*Task prompt*:
Show all lines holding the string "Strada".

*Recorded information*:

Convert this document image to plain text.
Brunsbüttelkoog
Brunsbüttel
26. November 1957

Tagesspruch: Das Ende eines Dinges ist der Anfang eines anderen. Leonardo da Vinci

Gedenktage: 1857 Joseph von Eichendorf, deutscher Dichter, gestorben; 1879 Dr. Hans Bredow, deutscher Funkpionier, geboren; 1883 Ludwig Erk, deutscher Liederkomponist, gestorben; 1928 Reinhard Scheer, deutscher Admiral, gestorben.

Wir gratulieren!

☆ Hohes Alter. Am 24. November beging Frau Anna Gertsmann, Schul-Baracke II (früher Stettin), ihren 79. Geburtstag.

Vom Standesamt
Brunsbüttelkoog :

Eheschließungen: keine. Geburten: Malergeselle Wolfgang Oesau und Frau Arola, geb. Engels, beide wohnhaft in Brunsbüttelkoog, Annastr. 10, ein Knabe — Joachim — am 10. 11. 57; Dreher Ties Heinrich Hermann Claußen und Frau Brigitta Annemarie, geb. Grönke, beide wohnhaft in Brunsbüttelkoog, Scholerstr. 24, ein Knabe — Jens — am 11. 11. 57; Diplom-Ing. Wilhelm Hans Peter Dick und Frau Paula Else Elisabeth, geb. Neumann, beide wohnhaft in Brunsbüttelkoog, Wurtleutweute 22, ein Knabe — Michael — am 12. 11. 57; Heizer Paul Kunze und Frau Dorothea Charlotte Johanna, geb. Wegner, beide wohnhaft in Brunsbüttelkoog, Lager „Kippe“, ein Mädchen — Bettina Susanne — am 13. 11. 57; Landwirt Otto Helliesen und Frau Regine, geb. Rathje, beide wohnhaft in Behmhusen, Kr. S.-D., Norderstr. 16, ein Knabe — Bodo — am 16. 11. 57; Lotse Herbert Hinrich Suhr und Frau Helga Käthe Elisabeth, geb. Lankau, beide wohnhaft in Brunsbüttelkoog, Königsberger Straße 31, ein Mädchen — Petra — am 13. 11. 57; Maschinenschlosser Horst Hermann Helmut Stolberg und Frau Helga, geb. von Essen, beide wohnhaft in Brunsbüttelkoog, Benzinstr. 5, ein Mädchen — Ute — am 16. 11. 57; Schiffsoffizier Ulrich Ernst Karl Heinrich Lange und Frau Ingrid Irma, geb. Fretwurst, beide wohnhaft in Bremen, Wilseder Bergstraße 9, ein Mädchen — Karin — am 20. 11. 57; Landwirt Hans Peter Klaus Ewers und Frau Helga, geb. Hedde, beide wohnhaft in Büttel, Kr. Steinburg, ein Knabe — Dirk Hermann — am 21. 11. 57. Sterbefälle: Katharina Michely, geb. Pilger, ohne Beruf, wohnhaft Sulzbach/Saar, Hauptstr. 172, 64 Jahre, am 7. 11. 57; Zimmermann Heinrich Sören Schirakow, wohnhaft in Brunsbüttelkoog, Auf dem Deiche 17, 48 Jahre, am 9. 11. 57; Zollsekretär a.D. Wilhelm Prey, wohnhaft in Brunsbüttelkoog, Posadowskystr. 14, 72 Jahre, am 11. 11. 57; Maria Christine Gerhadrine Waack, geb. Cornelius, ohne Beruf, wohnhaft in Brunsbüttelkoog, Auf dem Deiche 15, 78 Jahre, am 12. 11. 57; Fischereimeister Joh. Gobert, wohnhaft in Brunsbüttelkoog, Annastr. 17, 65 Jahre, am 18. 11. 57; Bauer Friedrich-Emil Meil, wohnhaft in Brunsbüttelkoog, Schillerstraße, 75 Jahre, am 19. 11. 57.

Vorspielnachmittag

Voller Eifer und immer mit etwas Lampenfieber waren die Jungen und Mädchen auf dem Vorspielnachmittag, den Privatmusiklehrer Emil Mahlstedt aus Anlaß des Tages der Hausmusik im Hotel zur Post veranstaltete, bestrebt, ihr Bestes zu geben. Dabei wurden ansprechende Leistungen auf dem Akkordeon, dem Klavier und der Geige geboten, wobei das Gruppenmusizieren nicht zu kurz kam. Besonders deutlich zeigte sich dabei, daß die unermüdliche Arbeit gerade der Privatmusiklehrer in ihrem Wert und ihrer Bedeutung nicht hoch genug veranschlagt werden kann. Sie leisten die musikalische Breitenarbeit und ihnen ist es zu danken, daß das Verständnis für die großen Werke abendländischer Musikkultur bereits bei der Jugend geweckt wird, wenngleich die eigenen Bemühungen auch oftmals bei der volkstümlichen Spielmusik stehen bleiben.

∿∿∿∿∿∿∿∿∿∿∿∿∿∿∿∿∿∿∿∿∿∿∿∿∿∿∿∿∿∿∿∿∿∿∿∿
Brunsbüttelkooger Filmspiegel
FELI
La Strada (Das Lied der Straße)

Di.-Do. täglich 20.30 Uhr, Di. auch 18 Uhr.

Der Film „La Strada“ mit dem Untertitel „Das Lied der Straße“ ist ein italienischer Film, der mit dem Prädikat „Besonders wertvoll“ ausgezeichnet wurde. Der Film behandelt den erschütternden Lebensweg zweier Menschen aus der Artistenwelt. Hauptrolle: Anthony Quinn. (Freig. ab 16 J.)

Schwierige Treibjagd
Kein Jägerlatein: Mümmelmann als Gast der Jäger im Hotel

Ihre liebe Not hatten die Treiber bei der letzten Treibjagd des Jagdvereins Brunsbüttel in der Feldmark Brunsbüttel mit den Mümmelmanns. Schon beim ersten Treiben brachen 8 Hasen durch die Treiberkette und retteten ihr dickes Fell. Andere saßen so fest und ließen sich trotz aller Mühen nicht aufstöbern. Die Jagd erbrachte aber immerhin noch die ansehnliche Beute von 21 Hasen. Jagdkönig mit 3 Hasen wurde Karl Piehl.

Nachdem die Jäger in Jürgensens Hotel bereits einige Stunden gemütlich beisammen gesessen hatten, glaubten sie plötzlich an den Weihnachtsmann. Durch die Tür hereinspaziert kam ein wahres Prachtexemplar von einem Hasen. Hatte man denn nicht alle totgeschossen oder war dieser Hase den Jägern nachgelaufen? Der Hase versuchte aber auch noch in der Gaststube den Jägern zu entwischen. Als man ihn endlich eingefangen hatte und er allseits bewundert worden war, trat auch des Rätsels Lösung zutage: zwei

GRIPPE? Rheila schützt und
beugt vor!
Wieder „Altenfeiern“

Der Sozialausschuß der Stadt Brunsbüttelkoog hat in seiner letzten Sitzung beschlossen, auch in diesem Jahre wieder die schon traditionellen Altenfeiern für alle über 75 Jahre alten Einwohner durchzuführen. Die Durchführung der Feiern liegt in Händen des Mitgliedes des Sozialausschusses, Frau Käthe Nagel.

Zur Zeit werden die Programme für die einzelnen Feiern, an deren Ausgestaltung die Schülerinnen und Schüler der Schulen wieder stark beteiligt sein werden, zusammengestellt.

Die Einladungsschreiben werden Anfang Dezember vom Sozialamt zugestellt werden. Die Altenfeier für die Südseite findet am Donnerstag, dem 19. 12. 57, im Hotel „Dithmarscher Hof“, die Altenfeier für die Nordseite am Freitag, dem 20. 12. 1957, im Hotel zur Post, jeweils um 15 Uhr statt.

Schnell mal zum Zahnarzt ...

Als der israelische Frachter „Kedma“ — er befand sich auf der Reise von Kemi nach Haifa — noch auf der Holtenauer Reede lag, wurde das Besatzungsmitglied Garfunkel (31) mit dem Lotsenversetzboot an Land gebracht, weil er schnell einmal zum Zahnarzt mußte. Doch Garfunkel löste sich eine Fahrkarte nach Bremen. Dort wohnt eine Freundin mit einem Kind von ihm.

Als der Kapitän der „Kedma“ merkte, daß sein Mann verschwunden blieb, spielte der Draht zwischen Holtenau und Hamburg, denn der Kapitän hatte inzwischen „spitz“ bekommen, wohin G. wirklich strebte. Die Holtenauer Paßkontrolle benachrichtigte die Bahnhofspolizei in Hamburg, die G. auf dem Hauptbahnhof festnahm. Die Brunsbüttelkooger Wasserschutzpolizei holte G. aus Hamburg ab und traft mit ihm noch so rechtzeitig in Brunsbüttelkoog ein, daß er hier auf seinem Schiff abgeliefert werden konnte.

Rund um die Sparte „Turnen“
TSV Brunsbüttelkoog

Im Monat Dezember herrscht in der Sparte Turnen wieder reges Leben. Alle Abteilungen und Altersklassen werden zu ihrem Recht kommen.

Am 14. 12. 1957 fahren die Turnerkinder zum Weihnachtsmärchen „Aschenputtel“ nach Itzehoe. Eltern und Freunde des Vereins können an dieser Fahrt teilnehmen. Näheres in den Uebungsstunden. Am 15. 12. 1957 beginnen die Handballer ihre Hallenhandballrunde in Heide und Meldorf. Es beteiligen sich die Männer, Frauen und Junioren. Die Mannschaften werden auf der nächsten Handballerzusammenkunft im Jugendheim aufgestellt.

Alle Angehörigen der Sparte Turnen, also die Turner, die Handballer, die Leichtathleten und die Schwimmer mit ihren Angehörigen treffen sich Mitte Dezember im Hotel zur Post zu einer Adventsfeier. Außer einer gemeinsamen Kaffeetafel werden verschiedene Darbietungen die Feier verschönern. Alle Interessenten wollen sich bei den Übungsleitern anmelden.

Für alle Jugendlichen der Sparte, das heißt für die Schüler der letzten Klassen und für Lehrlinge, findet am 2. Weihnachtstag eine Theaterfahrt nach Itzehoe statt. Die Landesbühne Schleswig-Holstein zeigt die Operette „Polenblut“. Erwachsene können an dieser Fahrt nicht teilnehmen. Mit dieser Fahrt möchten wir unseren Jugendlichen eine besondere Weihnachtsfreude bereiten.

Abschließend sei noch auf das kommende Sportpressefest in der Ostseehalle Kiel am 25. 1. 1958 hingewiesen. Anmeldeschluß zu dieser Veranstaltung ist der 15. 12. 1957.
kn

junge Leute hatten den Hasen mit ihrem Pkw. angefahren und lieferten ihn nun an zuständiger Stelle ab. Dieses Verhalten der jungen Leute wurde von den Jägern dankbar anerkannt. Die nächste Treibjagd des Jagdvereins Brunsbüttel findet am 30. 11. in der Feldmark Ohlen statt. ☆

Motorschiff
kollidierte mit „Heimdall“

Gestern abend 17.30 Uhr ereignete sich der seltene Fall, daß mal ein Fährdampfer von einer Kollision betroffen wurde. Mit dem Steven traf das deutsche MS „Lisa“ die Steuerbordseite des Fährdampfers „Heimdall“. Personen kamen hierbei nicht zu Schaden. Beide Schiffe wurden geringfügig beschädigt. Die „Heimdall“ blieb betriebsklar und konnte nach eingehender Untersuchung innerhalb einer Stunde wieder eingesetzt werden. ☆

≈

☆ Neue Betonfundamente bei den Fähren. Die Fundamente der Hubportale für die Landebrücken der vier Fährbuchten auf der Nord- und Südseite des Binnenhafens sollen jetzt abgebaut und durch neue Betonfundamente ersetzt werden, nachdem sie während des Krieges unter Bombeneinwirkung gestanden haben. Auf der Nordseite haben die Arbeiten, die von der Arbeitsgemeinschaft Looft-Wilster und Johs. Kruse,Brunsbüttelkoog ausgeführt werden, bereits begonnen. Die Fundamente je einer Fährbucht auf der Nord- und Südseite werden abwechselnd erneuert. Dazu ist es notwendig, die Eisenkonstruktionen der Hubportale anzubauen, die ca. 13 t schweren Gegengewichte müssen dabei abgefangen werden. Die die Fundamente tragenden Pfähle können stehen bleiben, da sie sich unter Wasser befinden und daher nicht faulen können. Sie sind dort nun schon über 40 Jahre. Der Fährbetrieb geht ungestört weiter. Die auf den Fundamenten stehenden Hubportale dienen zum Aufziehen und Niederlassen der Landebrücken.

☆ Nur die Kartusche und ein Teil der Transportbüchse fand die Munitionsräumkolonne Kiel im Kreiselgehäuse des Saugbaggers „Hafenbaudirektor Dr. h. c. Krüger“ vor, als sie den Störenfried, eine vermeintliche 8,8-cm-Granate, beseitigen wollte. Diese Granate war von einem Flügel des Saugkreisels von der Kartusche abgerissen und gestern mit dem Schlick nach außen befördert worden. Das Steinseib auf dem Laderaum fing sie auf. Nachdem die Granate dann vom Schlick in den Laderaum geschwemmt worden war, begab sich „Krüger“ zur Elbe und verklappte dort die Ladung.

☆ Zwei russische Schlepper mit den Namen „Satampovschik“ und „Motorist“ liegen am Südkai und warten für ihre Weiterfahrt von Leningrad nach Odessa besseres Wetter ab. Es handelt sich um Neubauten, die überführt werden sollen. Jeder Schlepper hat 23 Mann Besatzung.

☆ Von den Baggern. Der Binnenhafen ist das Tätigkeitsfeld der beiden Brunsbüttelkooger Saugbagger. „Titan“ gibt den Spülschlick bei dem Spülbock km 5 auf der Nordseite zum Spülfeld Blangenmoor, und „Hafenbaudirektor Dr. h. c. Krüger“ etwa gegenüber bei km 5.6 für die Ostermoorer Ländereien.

--

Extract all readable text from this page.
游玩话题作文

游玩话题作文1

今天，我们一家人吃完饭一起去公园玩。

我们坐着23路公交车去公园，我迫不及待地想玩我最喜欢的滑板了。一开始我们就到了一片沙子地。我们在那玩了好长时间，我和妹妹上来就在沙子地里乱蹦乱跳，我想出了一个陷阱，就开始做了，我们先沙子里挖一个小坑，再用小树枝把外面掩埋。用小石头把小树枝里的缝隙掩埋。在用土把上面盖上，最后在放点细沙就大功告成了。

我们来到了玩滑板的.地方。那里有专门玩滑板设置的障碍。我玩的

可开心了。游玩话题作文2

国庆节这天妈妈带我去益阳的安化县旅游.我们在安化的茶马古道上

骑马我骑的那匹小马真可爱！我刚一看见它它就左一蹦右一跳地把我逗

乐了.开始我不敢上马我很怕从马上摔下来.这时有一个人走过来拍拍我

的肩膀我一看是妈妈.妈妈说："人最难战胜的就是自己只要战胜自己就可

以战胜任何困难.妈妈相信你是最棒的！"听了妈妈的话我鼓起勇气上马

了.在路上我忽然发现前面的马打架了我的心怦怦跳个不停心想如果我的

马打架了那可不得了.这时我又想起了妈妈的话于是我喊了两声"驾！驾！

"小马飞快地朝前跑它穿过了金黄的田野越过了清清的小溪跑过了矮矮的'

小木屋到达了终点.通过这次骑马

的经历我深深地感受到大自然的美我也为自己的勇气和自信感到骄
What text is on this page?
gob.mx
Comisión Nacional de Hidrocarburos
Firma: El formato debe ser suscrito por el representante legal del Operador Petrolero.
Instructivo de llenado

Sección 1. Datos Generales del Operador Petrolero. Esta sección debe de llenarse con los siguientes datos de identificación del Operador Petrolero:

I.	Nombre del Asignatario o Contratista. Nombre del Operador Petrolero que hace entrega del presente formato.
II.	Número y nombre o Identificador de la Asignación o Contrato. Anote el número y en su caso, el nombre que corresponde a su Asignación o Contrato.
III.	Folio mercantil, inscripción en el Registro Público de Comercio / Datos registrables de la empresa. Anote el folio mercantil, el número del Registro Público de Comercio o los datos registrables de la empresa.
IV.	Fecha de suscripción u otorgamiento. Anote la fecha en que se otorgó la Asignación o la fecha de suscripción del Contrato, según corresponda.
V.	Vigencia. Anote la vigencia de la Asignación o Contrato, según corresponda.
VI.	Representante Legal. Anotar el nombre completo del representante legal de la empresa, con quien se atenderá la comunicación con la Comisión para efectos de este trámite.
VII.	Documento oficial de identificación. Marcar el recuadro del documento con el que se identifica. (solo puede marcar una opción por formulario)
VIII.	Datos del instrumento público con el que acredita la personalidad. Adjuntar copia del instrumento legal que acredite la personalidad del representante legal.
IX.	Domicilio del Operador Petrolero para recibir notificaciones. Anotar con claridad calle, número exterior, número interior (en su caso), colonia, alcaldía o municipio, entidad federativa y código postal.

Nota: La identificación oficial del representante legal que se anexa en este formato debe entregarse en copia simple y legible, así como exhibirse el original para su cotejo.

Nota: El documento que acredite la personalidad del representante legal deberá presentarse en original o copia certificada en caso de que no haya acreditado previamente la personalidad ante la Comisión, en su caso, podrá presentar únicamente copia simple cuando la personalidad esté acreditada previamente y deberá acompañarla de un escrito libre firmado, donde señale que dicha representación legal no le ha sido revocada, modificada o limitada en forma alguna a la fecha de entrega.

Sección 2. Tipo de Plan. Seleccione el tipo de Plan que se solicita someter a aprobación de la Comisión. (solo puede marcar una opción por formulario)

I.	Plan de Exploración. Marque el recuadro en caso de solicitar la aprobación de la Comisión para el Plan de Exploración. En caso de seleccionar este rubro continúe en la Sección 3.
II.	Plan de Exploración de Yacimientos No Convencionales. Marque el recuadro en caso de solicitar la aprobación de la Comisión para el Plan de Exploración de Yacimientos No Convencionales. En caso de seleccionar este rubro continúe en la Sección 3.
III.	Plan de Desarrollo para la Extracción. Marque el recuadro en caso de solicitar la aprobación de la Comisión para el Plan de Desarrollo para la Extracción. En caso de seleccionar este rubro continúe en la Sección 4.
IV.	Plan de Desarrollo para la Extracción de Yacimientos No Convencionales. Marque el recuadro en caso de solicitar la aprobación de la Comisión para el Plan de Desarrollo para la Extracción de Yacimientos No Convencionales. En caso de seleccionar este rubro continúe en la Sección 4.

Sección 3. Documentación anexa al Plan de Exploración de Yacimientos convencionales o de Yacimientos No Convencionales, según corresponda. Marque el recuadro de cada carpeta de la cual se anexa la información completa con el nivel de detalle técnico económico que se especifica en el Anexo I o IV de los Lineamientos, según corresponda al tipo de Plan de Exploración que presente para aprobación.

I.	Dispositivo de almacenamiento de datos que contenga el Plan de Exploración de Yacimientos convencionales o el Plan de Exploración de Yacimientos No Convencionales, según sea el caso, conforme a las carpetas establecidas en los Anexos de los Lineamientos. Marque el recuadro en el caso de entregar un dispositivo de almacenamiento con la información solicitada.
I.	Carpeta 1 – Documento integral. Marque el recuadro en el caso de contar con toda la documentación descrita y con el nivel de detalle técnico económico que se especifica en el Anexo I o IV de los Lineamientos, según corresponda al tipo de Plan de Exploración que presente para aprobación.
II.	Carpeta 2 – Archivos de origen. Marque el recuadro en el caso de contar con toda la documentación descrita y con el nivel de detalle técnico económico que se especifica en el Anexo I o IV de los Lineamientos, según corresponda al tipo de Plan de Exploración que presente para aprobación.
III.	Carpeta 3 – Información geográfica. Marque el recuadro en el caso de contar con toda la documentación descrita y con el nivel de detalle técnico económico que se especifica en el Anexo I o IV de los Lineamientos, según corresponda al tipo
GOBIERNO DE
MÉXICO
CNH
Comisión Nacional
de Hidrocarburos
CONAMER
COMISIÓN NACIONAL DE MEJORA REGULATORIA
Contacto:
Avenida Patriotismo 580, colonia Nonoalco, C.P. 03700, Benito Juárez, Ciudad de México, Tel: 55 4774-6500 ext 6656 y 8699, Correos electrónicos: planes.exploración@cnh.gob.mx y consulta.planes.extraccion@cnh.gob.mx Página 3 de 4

*The reply*:
La Strada (Das Lied der Straße)
Der Film „La Strada“ mit dem Untertitel „Das Lied der Straße“ ist ein italienischer Film, der mit dem Prädikat „Besonders wertvoll“ ausgezeichnet wurde. Der Film behandelt den erschütternden Lebensweg zweier Menschen aus der Artistenwelt. Hauptrolle: Anthony Quinn. (Freig. ab 16 J.)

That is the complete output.